Task details:
In the listing that follows, count every line with the word "وقيل" in it and write only the total.

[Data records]
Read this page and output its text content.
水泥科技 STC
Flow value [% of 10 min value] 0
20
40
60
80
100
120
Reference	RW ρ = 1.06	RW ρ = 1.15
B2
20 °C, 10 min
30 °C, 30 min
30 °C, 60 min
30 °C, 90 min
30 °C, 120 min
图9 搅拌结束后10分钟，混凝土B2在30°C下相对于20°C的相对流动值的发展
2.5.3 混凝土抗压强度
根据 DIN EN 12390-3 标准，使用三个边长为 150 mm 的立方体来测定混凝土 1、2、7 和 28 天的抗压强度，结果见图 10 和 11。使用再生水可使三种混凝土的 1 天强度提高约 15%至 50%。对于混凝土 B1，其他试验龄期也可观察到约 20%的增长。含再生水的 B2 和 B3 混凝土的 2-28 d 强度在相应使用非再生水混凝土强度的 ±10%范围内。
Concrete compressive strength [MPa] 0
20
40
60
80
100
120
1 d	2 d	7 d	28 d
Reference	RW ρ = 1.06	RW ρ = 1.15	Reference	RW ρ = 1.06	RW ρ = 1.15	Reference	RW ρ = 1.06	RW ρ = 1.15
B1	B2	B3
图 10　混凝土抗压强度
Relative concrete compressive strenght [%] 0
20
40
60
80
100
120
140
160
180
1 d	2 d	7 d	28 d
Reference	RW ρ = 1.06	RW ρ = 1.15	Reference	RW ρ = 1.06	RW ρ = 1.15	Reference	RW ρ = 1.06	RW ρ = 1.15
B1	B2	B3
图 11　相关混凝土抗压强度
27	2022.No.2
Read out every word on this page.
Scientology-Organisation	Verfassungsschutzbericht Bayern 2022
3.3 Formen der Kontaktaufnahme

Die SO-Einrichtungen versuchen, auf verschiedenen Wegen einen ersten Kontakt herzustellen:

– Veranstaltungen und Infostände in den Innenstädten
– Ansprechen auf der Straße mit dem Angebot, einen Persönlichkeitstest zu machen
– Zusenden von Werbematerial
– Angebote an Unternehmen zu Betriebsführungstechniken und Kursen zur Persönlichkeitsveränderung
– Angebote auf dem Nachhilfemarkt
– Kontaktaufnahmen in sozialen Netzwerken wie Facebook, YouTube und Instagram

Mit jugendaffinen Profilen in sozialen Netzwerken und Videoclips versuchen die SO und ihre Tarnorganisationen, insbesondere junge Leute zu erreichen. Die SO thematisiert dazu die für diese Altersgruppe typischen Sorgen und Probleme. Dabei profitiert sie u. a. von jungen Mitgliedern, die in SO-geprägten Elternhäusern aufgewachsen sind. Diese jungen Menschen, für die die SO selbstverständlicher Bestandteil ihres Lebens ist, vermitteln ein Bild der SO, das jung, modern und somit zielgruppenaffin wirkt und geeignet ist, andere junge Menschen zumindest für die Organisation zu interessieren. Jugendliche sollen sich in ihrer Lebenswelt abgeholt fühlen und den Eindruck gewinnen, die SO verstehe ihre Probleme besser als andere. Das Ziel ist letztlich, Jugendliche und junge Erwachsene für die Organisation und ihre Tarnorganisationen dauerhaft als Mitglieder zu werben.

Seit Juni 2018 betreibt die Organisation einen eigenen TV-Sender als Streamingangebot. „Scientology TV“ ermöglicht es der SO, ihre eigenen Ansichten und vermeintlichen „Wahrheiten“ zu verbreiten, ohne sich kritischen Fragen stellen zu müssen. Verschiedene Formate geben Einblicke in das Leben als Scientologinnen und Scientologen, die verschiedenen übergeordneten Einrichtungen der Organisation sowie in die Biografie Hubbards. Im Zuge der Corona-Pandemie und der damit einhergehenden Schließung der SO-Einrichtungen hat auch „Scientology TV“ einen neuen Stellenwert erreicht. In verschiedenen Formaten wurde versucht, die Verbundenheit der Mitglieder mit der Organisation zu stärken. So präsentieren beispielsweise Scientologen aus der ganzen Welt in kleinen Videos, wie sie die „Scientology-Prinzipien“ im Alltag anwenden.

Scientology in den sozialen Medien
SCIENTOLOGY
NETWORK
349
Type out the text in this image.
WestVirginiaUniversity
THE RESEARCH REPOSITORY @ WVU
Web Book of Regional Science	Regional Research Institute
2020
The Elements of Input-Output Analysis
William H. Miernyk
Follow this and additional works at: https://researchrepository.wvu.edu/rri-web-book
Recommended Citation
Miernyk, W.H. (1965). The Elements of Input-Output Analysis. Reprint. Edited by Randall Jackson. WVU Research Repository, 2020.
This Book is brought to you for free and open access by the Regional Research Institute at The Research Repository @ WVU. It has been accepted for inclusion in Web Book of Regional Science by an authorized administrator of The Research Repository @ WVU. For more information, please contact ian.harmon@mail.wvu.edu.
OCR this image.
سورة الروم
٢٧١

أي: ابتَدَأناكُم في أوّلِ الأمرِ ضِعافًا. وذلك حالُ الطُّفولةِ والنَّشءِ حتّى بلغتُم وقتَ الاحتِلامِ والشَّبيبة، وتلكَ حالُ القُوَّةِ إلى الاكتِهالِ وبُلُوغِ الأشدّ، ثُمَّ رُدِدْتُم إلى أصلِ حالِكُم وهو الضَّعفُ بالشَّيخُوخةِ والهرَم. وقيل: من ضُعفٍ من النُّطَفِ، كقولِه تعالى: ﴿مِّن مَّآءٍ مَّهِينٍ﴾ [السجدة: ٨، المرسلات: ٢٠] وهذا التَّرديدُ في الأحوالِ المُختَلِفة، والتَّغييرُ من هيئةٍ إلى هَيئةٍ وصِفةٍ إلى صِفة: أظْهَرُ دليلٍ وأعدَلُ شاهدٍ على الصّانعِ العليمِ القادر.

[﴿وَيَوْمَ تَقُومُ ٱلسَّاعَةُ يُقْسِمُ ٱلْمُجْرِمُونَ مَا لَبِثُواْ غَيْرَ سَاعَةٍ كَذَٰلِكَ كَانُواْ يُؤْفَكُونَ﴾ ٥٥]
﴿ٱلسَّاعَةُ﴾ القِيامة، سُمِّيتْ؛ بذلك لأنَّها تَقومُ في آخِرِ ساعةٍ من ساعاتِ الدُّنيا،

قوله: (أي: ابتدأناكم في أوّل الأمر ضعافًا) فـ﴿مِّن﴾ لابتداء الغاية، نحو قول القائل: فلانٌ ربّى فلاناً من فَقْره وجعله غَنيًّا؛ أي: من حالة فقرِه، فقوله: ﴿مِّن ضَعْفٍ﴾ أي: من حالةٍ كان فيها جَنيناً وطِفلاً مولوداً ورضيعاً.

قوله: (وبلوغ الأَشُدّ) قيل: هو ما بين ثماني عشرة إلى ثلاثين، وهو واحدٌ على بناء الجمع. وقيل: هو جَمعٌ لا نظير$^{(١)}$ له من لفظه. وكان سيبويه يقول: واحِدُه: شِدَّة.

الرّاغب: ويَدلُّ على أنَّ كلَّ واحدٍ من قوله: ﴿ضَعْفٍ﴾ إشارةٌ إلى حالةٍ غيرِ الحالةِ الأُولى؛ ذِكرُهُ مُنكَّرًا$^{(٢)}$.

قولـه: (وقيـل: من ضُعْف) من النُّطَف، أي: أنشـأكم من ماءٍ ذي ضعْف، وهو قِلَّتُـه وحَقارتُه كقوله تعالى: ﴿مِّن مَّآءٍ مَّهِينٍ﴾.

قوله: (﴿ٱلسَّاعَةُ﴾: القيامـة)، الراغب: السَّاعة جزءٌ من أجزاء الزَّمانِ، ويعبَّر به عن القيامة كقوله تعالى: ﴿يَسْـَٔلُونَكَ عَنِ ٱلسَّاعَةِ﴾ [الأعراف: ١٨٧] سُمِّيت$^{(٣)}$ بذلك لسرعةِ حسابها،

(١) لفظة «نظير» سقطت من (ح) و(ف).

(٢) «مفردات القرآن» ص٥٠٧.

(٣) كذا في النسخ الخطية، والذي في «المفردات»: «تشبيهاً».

Response to the task:
2